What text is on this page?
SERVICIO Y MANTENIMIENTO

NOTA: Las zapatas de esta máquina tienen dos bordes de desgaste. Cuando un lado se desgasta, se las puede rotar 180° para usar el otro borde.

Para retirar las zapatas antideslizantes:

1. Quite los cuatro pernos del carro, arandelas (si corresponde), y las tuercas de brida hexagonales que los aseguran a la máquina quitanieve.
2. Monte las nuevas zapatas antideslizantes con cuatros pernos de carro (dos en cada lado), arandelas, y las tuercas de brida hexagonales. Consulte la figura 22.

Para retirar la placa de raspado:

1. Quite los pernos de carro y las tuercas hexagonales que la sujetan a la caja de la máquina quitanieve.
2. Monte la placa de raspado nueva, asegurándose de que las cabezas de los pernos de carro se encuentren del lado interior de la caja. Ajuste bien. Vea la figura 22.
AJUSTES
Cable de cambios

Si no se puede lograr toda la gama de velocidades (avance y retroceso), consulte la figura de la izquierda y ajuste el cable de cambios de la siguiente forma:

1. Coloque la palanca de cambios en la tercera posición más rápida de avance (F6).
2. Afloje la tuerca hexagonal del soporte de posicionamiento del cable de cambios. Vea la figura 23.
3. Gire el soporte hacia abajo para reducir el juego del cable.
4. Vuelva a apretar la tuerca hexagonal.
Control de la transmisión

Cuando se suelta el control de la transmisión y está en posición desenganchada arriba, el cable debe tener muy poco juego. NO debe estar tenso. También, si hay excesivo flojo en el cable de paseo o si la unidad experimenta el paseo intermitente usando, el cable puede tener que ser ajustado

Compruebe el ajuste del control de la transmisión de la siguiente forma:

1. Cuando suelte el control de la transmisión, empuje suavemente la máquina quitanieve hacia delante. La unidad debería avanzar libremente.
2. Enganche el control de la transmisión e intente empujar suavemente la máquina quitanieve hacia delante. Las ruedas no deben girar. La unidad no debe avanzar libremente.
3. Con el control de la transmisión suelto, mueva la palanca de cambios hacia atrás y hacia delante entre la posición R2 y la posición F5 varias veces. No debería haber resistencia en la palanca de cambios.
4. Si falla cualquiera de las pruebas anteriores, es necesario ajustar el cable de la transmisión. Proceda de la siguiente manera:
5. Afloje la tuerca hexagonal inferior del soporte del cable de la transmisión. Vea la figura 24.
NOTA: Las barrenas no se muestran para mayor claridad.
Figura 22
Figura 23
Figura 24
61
+ + + + +
Reproduce each entry from the records above, character for character.

• **Finished answer**
What text is on this page?
SERVICIO Y MANTENIMIENTO

NOTA: Las zapatas de esta máquina tienen dos bordes de desgaste. Cuando un lado se desgasta, se las puede rotar 180° para usar el otro borde.

Para retirar las zapatas antideslizantes:

1. Quite los cuatro pernos del carro, arandelas (si corresponde), y las tuercas de brida hexagonales que los aseguran a la máquina quitanieve.
2. Monte las nuevas zapatas antideslizantes con cuatros pernos de carro (dos en cada lado), arandelas, y las tuercas de brida hexagonales. Consulte la figura 22.

Para retirar la placa de raspado:

1. Quite los pernos de carro y las tuercas hexagonales que la sujetan a la caja de la máquina quitanieve.
2. Monte la placa de raspado nueva, asegurándose de que las cabezas de los pernos de carro se encuentren del lado interior de la caja. Ajuste bien. Vea la figura 22.
AJUSTES
Cable de cambios

Si no se puede lograr toda la gama de velocidades (avance y retroceso), consulte la figura de la izquierda y ajuste el cable de cambios de la siguiente forma:

1. Coloque la palanca de cambios en la tercera posición más rápida de avance (F6).
2. Afloje la tuerca hexagonal del soporte de posicionamiento del cable de cambios. Vea la figura 23.
3. Gire el soporte hacia abajo para reducir el juego del cable.
4. Vuelva a apretar la tuerca hexagonal.
Control de la transmisión

Cuando se suelta el control de la transmisión y está en posición desenganchada arriba, el cable debe tener muy poco juego. NO debe estar tenso. También, si hay excesivo flojo en el cable de paseo o si la unidad experimenta el paseo intermitente usando, el cable puede tener que ser ajustado

Compruebe el ajuste del control de la transmisión de la siguiente forma:

1. Cuando suelte el control de la transmisión, empuje suavemente la máquina quitanieve hacia delante. La unidad debería avanzar libremente.
2. Enganche el control de la transmisión e intente empujar suavemente la máquina quitanieve hacia delante. Las ruedas no deben girar. La unidad no debe avanzar libremente.
3. Con el control de la transmisión suelto, mueva la palanca de cambios hacia atrás y hacia delante entre la posición R2 y la posición F5 varias veces. No debería haber resistencia en la palanca de cambios.
4. Si falla cualquiera de las pruebas anteriores, es necesario ajustar el cable de la transmisión. Proceda de la siguiente manera:
5. Afloje la tuerca hexagonal inferior del soporte del cable de la transmisión. Vea la figura 24.
NOTA: Las barrenas no se muestran para mayor claridad.
Figura 22
Figura 23
Figura 24
61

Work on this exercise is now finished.